▽
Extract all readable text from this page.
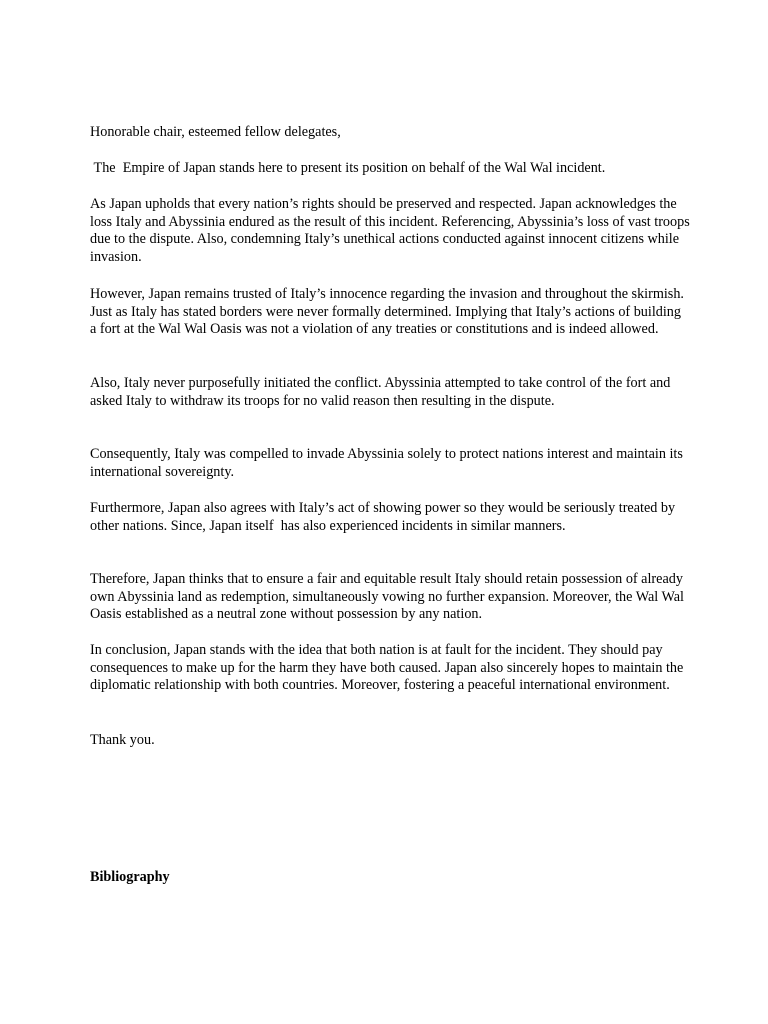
Honorable chair, esteemed fellow delegates,

The  Empire of Japan stands here to present its position on behalf of the Wal Wal incident.

As Japan upholds that every nation’s rights should be preserved and respected. Japan acknowledges the loss Italy and Abyssinia endured as the result of this incident. Referencing, Abyssinia’s loss of vast troops due to the dispute. Also, condemning Italy’s unethical actions conducted against innocent citizens while invasion.

However, Japan remains trusted of Italy’s innocence regarding the invasion and throughout the skirmish. Just as Italy has stated borders were never formally determined. Implying that Italy’s actions of building a fort at the Wal Wal Oasis was not a violation of any treaties or constitutions and is indeed allowed.

Also, Italy never purposefully initiated the conflict. Abyssinia attempted to take control of the fort and asked Italy to withdraw its troops for no valid reason then resulting in the dispute.

Consequently, Italy was compelled to invade Abyssinia solely to protect nations interest and maintain its international sovereignty.

Furthermore, Japan also agrees with Italy’s act of showing power so they would be seriously treated by other nations. Since, Japan itself  has also experienced incidents in similar manners.

Therefore, Japan thinks that to ensure a fair and equitable result Italy should retain possession of already own Abyssinia land as redemption, simultaneously vowing no further expansion. Moreover, the Wal Wal Oasis established as a neutral zone without possession by any nation.

In conclusion, Japan stands with the idea that both nation is at fault for the incident. They should pay consequences to make up for the harm they have both caused. Japan also sincerely hopes to maintain the diplomatic relationship with both countries. Moreover, fostering a peaceful international environment.

Thank you.

Bibliography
△
STATED TASK:
Omit the pictures. Output every record above word for word.

RESPONSE TO THIS TASK:
Extract all readable text from this page.
Honorable chair, esteemed fellow delegates,

The  Empire of Japan stands here to present its position on behalf of the Wal Wal incident.

As Japan upholds that every nation’s rights should be preserved and respected. Japan acknowledges the loss Italy and Abyssinia endured as the result of this incident. Referencing, Abyssinia’s loss of vast troops due to the dispute. Also, condemning Italy’s unethical actions conducted against innocent citizens while invasion.

However, Japan remains trusted of Italy’s innocence regarding the invasion and throughout the skirmish. Just as Italy has stated borders were never formally determined. Implying that Italy’s actions of building a fort at the Wal Wal Oasis was not a violation of any treaties or constitutions and is indeed allowed.

Also, Italy never purposefully initiated the conflict. Abyssinia attempted to take control of the fort and asked Italy to withdraw its troops for no valid reason then resulting in the dispute.

Consequently, Italy was compelled to invade Abyssinia solely to protect nations interest and maintain its international sovereignty.

Furthermore, Japan also agrees with Italy’s act of showing power so they would be seriously treated by other nations. Since, Japan itself  has also experienced incidents in similar manners.

Therefore, Japan thinks that to ensure a fair and equitable result Italy should retain possession of already own Abyssinia land as redemption, simultaneously vowing no further expansion. Moreover, the Wal Wal Oasis established as a neutral zone without possession by any nation.

In conclusion, Japan stands with the idea that both nation is at fault for the incident. They should pay consequences to make up for the harm they have both caused. Japan also sincerely hopes to maintain the diplomatic relationship with both countries. Moreover, fostering a peaceful international environment.

Thank you.

Bibliography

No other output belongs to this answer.